## [WHAT YOU SHOULD DO]
Copy the data below exactly.

## [PROVIDED RECORDS]

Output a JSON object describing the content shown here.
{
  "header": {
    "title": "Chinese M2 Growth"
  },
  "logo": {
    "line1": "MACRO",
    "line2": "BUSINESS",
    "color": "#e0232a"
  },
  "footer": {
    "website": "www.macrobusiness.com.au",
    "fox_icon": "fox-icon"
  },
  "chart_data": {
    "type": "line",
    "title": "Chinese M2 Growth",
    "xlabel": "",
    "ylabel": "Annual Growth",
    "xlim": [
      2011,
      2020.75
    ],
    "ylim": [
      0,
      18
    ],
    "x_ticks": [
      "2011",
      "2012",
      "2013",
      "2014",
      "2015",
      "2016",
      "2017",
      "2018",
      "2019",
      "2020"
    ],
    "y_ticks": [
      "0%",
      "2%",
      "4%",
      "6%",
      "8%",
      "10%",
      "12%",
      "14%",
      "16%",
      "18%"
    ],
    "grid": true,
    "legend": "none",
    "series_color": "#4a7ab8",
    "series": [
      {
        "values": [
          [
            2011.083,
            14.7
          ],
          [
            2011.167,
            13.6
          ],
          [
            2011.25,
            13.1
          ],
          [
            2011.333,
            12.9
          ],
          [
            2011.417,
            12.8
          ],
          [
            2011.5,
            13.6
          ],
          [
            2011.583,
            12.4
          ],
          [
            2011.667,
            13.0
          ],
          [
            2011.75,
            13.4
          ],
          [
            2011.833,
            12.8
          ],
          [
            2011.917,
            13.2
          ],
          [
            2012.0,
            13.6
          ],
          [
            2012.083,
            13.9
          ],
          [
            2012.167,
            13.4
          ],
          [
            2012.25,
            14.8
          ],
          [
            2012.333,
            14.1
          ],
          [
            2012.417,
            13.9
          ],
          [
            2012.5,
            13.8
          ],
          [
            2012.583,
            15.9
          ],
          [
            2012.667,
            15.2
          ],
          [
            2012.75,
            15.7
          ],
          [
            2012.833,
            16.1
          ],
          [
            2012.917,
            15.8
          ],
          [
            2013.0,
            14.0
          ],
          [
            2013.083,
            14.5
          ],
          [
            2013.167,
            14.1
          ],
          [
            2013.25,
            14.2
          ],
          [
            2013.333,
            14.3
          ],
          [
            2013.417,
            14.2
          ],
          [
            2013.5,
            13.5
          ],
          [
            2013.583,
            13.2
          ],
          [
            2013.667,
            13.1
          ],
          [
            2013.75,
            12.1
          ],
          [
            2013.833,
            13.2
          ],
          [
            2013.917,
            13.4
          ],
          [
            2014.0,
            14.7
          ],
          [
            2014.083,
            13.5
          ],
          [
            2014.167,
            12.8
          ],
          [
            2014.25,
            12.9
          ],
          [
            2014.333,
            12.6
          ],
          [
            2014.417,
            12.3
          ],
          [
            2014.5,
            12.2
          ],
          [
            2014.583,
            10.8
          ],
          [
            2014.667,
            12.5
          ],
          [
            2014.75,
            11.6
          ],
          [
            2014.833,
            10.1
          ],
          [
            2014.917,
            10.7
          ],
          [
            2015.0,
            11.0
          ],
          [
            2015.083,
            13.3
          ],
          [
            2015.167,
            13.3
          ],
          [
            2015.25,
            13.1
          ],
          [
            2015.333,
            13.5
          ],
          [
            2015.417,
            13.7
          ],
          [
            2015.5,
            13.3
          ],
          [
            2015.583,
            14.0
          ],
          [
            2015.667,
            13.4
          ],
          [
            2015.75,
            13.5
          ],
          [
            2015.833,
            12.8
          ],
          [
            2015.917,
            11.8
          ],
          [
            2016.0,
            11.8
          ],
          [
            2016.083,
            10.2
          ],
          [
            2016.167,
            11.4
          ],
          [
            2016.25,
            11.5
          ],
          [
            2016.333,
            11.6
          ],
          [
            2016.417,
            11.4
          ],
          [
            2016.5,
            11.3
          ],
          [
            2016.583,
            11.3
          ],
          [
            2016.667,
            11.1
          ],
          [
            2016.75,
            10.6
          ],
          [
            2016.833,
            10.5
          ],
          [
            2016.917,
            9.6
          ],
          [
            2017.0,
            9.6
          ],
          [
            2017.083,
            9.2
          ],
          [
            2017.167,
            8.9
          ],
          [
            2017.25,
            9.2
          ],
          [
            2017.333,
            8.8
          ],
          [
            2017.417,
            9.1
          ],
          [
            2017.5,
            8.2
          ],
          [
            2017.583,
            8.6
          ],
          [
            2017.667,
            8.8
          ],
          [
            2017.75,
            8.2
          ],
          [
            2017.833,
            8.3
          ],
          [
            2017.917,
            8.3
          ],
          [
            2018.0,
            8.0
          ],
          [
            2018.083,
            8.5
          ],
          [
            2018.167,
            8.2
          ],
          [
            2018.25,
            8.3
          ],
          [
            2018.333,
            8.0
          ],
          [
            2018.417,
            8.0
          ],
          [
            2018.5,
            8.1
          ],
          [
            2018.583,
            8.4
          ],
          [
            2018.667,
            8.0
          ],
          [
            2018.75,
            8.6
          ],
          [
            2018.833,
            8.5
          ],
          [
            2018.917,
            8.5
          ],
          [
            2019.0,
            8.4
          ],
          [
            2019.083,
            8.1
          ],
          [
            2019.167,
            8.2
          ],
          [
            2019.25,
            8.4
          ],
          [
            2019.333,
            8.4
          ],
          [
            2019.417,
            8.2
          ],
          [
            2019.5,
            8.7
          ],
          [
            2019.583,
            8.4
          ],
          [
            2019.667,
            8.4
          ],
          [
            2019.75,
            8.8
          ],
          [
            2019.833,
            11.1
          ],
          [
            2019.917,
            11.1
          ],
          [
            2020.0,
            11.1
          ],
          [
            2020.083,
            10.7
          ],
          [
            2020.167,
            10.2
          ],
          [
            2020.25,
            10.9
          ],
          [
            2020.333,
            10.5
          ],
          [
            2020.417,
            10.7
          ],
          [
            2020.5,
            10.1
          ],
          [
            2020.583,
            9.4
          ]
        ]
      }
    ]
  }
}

## [FULL RESPONSE]
Output a JSON object describing the content shown here.
{
  "header": {
    "title": "Chinese M2 Growth"
  },
  "logo": {
    "line1": "MACRO",
    "line2": "BUSINESS",
    "color": "#e0232a"
  },
  "footer": {
    "website": "www.macrobusiness.com.au",
    "fox_icon": "fox-icon"
  },
  "chart_data": {
    "type": "line",
    "title": "Chinese M2 Growth",
    "xlabel": "",
    "ylabel": "Annual Growth",
    "xlim": [
      2011,
      2020.75
    ],
    "ylim": [
      0,
      18
    ],
    "x_ticks": [
      "2011",
      "2012",
      "2013",
      "2014",
      "2015",
      "2016",
      "2017",
      "2018",
      "2019",
      "2020"
    ],
    "y_ticks": [
      "0%",
      "2%",
      "4%",
      "6%",
      "8%",
      "10%",
      "12%",
      "14%",
      "16%",
      "18%"
    ],
    "grid": true,
    "legend": "none",
    "series_color": "#4a7ab8",
    "series": [
      {
        "values": [
          [
            2011.083,
            14.7
          ],
          [
            2011.167,
            13.6
          ],
          [
            2011.25,
            13.1
          ],
          [
            2011.333,
            12.9
          ],
          [
            2011.417,
            12.8
          ],
          [
            2011.5,
            13.6
          ],
          [
            2011.583,
            12.4
          ],
          [
            2011.667,
            13.0
          ],
          [
            2011.75,
            13.4
          ],
          [
            2011.833,
            12.8
          ],
          [
            2011.917,
            13.2
          ],
          [
            2012.0,
            13.6
          ],
          [
            2012.083,
            13.9
          ],
          [
            2012.167,
            13.4
          ],
          [
            2012.25,
            14.8
          ],
          [
            2012.333,
            14.1
          ],
          [
            2012.417,
            13.9
          ],
          [
            2012.5,
            13.8
          ],
          [
            2012.583,
            15.9
          ],
          [
            2012.667,
            15.2
          ],
          [
            2012.75,
            15.7
          ],
          [
            2012.833,
            16.1
          ],
          [
            2012.917,
            15.8
          ],
          [
            2013.0,
            14.0
          ],
          [
            2013.083,
            14.5
          ],
          [
            2013.167,
            14.1
          ],
          [
            2013.25,
            14.2
          ],
          [
            2013.333,
            14.3
          ],
          [
            2013.417,
            14.2
          ],
          [
            2013.5,
            13.5
          ],
          [
            2013.583,
            13.2
          ],
          [
            2013.667,
            13.1
          ],
          [
            2013.75,
            12.1
          ],
          [
            2013.833,
            13.2
          ],
          [
            2013.917,
            13.4
          ],
          [
            2014.0,
            14.7
          ],
          [
            2014.083,
            13.5
          ],
          [
            2014.167,
            12.8
          ],
          [
            2014.25,
            12.9
          ],
          [
            2014.333,
            12.6
          ],
          [
            2014.417,
            12.3
          ],
          [
            2014.5,
            12.2
          ],
          [
            2014.583,
            10.8
          ],
          [
            2014.667,
            12.5
          ],
          [
            2014.75,
            11.6
          ],
          [
            2014.833,
            10.1
          ],
          [
            2014.917,
            10.7
          ],
          [
            2015.0,
            11.0
          ],
          [
            2015.083,
            13.3
          ],
          [
            2015.167,
            13.3
          ],
          [
            2015.25,
            13.1
          ],
          [
            2015.333,
            13.5
          ],
          [
            2015.417,
            13.7
          ],
          [
            2015.5,
            13.3
          ],
          [
            2015.583,
            14.0
          ],
          [
            2015.667,
            13.4
          ],
          [
            2015.75,
            13.5
          ],
          [
            2015.833,
            12.8
          ],
          [
            2015.917,
            11.8
          ],
          [
            2016.0,
            11.8
          ],
          [
            2016.083,
            10.2
          ],
          [
            2016.167,
            11.4
          ],
          [
            2016.25,
            11.5
          ],
          [
            2016.333,
            11.6
          ],
          [
            2016.417,
            11.4
          ],
          [
            2016.5,
            11.3
          ],
          [
            2016.583,
            11.3
          ],
          [
            2016.667,
            11.1
          ],
          [
            2016.75,
            10.6
          ],
          [
            2016.833,
            10.5
          ],
          [
            2016.917,
            9.6
          ],
          [
            2017.0,
            9.6
          ],
          [
            2017.083,
            9.2
          ],
          [
            2017.167,
            8.9
          ],
          [
            2017.25,
            9.2
          ],
          [
            2017.333,
            8.8
          ],
          [
            2017.417,
            9.1
          ],
          [
            2017.5,
            8.2
          ],
          [
            2017.583,
            8.6
          ],
          [
            2017.667,
            8.8
          ],
          [
            2017.75,
            8.2
          ],
          [
            2017.833,
            8.3
          ],
          [
            2017.917,
            8.3
          ],
          [
            2018.0,
            8.0
          ],
          [
            2018.083,
            8.5
          ],
          [
            2018.167,
            8.2
          ],
          [
            2018.25,
            8.3
          ],
          [
            2018.333,
            8.0
          ],
          [
            2018.417,
            8.0
          ],
          [
            2018.5,
            8.1
          ],
          [
            2018.583,
            8.4
          ],
          [
            2018.667,
            8.0
          ],
          [
            2018.75,
            8.6
          ],
          [
            2018.833,
            8.5
          ],
          [
            2018.917,
            8.5
          ],
          [
            2019.0,
            8.4
          ],
          [
            2019.083,
            8.1
          ],
          [
            2019.167,
            8.2
          ],
          [
            2019.25,
            8.4
          ],
          [
            2019.333,
            8.4
          ],
          [
            2019.417,
            8.2
          ],
          [
            2019.5,
            8.7
          ],
          [
            2019.583,
            8.4
          ],
          [
            2019.667,
            8.4
          ],
          [
            2019.75,
            8.8
          ],
          [
            2019.833,
            11.1
          ],
          [
            2019.917,
            11.1
          ],
          [
            2020.0,
            11.1
          ],
          [
            2020.083,
            10.7
          ],
          [
            2020.167,
            10.2
          ],
          [
            2020.25,
            10.9
          ],
          [
            2020.333,
            10.5
          ],
          [
            2020.417,
            10.7
          ],
          [
            2020.5,
            10.1
          ],
          [
            2020.583,
            9.4
          ]
        ]
      }
    ]
  }
}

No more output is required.